La musique de ces excursions verniennes fut composée par Jacques Loussier à qui l'on doit les partitions de célèbres séries télévisées comme Thierry La Fronde ou Vidocq. Il a également connu une grande popularité pour avoir jazzifié l’œuvre de Jean Sébastien Bach avec le Trio Play Bach où officiaient Pierre Michelot à la contrebasse et Christian Garros à la batterie. Ses compositions naviguent ici entre légèreté, mystère et gravité.

Dans le même temps où fut produit et diffusée cette création, il fut édité via Dynamisme Presse Edition (Le Journal de capitaine Flam) et sous la légère supervision de Serge Danot, une collection d'ouvrages sous l'intitulé « Le Journal de Jules Verne ». Bien que faisant plus ou moins référence à la production télévisée commentée ici avec le logo de FR3, parmi les six oeuvres verniennes adaptées sous la forme de bandes dessinées, seulement deux des aventures produites pour la télévision font partie de cette collection : Le Tour du monde en quate-vingt jours (volume 1), Vingt Mille Lieux sous les mers (volume 2, également édité par Télé-librairie des Deux Coqs d'Or), Michel Strogoff (volume 3), Les Enfants du capitaine Grant (volume 4), L'Île mystérieuse (volume 5), De la Terre à la Lune (volume 6). A noter encore que ces bandes dessinées dont les noms des scénaristes et des dessinateurs n'étaient pas mentionnés furent réalisées par le studio de publicité Match 3 (ce studio réalisa notamment les illustrations pour le magazine français de La Bataille des planètes et il est à l'origine de la série Bibifoc), ce pour un résultat sans grand éclat et sans rapport esthétique avec la version télévisée.

Avec pour interprètes : Jean Pellotier orthographié Jean Pelloteir sur certains programmes de l'époque (Phileas Fogg, capitaine Nemo) ; Zbigniew Horoks orthographié Morosch Zbiniev sur certains programmes de l'époque (professeur Aronnax) ; Michel Bruzat (Ned Land) ; Patrick Michaelis (Conseil) ; Hervé Lombardy (narrateur) ; Charles Caunant (Passepartout) ; Christian Duc (inspecteur Fix) ; Paul Bisciglia (capitaine).

Cet article reprend pour base le court texte de présentation de cette oeuvre rédigé en cette page en 2007. Il a donc été totalement revu et réécrit, et ce à l'occasion de sa rédaction pour le site Planète Jeunesse.

◆ Exercices proposés
**A)** Traduisez en anglais cette phrase du texte sur les adaptations de Jules Verne : « Ses compositions naviguent ici entre légèreté, mystère et gravité. »
**B)** D'après le texte présenté, qu'est-ce qui a valu à Jacques Loussier une grande popularité, et avec qui ? Répondez en une à trois phrases.

[Entrées de données enregistrées]
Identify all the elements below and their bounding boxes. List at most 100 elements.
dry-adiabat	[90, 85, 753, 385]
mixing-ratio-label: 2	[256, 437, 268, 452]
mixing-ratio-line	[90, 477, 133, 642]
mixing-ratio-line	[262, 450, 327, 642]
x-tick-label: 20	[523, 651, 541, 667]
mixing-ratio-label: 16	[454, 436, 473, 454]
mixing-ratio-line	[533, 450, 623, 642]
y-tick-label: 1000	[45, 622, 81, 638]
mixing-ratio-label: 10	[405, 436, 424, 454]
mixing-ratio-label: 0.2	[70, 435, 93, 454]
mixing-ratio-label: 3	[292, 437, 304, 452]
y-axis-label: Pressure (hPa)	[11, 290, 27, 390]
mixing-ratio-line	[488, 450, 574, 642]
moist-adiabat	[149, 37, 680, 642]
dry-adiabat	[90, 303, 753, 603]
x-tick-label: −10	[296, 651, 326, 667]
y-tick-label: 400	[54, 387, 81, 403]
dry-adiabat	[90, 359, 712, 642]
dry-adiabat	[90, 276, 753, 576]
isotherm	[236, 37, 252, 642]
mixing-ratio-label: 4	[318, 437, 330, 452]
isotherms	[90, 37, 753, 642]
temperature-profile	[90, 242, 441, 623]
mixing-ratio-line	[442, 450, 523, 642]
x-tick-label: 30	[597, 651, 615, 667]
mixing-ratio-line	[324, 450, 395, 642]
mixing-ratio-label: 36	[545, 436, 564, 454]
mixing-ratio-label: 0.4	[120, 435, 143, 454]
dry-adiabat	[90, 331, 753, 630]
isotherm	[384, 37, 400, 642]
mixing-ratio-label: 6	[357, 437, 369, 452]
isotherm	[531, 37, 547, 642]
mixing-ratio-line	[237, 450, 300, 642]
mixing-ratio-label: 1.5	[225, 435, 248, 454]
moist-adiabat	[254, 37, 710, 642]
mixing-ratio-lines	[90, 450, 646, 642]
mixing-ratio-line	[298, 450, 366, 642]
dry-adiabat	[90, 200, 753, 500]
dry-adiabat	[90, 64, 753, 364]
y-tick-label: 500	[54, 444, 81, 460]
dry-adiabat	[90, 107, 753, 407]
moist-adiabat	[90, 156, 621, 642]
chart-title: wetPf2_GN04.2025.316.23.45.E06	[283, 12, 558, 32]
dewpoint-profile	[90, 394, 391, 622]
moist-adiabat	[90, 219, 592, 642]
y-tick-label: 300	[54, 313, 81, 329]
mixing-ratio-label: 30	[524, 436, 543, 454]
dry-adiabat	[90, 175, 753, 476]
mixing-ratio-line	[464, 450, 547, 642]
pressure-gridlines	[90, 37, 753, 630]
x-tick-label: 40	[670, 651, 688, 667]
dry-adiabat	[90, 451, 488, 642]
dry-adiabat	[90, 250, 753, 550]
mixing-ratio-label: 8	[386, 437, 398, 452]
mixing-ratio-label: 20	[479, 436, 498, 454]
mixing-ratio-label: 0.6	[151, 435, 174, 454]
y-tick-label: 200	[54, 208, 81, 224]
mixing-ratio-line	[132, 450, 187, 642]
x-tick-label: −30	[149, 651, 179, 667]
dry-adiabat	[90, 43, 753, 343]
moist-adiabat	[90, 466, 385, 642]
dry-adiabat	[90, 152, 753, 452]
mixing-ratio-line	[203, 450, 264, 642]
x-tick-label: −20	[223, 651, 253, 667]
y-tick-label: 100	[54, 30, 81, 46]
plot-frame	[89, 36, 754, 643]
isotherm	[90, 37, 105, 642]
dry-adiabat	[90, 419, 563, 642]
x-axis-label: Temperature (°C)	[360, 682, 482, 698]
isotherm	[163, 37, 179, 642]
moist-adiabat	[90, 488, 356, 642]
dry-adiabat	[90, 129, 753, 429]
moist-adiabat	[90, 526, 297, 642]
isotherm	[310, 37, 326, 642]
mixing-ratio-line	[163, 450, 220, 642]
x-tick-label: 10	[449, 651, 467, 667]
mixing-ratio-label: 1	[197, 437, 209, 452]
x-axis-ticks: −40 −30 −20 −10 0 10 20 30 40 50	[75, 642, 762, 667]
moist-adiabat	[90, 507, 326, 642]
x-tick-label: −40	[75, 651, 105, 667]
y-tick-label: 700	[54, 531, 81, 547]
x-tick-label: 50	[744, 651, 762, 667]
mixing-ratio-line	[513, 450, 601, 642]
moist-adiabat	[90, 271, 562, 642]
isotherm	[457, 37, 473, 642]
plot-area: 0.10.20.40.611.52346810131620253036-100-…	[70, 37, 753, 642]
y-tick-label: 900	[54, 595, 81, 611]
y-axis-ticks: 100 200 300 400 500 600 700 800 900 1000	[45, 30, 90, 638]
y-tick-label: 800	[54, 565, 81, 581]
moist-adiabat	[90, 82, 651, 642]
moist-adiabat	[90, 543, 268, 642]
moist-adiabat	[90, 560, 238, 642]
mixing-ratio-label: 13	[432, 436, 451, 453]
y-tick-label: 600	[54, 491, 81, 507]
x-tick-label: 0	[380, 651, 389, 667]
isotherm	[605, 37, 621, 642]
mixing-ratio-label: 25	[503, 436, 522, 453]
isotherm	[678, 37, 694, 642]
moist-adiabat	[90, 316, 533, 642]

◆ Corrigé des exercices
**A)** His compositions here move between lightness, mystery and gravity.

**B)** Jacques Loussier a connu une grande popularité pour avoir jazzifié l'œuvre de Jean Sébastien Bach. Il l'a fait avec le Trio Play Bach, où officiaient Pierre Michelot à la contrebasse et Christian Garros à la batterie.